[Goal]:
The records that follow must be repeated verbatim, every one of them.

▬▬▬▬▬▬

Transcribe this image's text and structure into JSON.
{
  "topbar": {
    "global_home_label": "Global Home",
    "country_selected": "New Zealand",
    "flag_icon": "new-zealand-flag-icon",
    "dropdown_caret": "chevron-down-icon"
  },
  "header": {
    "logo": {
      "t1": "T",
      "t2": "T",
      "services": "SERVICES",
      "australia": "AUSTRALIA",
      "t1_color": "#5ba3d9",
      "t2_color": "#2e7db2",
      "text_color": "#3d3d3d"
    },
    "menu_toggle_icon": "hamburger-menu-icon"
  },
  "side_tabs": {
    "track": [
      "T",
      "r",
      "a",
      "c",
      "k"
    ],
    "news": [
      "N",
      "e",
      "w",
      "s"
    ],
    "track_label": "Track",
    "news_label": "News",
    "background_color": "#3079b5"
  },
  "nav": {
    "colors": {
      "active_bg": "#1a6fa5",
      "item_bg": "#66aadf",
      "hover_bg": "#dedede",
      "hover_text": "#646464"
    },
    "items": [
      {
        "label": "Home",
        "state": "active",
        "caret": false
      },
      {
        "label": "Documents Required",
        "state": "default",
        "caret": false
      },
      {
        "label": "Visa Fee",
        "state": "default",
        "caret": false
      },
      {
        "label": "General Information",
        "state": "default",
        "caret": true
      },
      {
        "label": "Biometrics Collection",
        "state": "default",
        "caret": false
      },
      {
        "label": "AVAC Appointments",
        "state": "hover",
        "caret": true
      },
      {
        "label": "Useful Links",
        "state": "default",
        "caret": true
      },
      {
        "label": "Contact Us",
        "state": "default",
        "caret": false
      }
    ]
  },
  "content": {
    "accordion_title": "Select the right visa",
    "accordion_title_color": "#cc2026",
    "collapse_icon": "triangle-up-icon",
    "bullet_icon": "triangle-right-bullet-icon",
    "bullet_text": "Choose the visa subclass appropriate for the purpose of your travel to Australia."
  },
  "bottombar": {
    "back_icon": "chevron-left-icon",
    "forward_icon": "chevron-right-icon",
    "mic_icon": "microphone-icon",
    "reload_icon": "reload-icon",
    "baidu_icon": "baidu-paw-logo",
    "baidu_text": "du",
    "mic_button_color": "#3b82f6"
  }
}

▬▬▬▬▬▬

[Solution to this problem]:
Transcribe this image's text and structure into JSON.
{
  "topbar": {
    "global_home_label": "Global Home",
    "country_selected": "New Zealand",
    "flag_icon": "new-zealand-flag-icon",
    "dropdown_caret": "chevron-down-icon"
  },
  "header": {
    "logo": {
      "t1": "T",
      "t2": "T",
      "services": "SERVICES",
      "australia": "AUSTRALIA",
      "t1_color": "#5ba3d9",
      "t2_color": "#2e7db2",
      "text_color": "#3d3d3d"
    },
    "menu_toggle_icon": "hamburger-menu-icon"
  },
  "side_tabs": {
    "track": [
      "T",
      "r",
      "a",
      "c",
      "k"
    ],
    "news": [
      "N",
      "e",
      "w",
      "s"
    ],
    "track_label": "Track",
    "news_label": "News",
    "background_color": "#3079b5"
  },
  "nav": {
    "colors": {
      "active_bg": "#1a6fa5",
      "item_bg": "#66aadf",
      "hover_bg": "#dedede",
      "hover_text": "#646464"
    },
    "items": [
      {
        "label": "Home",
        "state": "active",
        "caret": false
      },
      {
        "label": "Documents Required",
        "state": "default",
        "caret": false
      },
      {
        "label": "Visa Fee",
        "state": "default",
        "caret": false
      },
      {
        "label": "General Information",
        "state": "default",
        "caret": true
      },
      {
        "label": "Biometrics Collection",
        "state": "default",
        "caret": false
      },
      {
        "label": "AVAC Appointments",
        "state": "hover",
        "caret": true
      },
      {
        "label": "Useful Links",
        "state": "default",
        "caret": true
      },
      {
        "label": "Contact Us",
        "state": "default",
        "caret": false
      }
    ]
  },
  "content": {
    "accordion_title": "Select the right visa",
    "accordion_title_color": "#cc2026",
    "collapse_icon": "triangle-up-icon",
    "bullet_icon": "triangle-right-bullet-icon",
    "bullet_text": "Choose the visa subclass appropriate for the purpose of your travel to Australia."
  },
  "bottombar": {
    "back_icon": "chevron-left-icon",
    "forward_icon": "chevron-right-icon",
    "mic_icon": "microphone-icon",
    "reload_icon": "reload-icon",
    "baidu_icon": "baidu-paw-logo",
    "baidu_text": "du",
    "mic_button_color": "#3b82f6"
  }
}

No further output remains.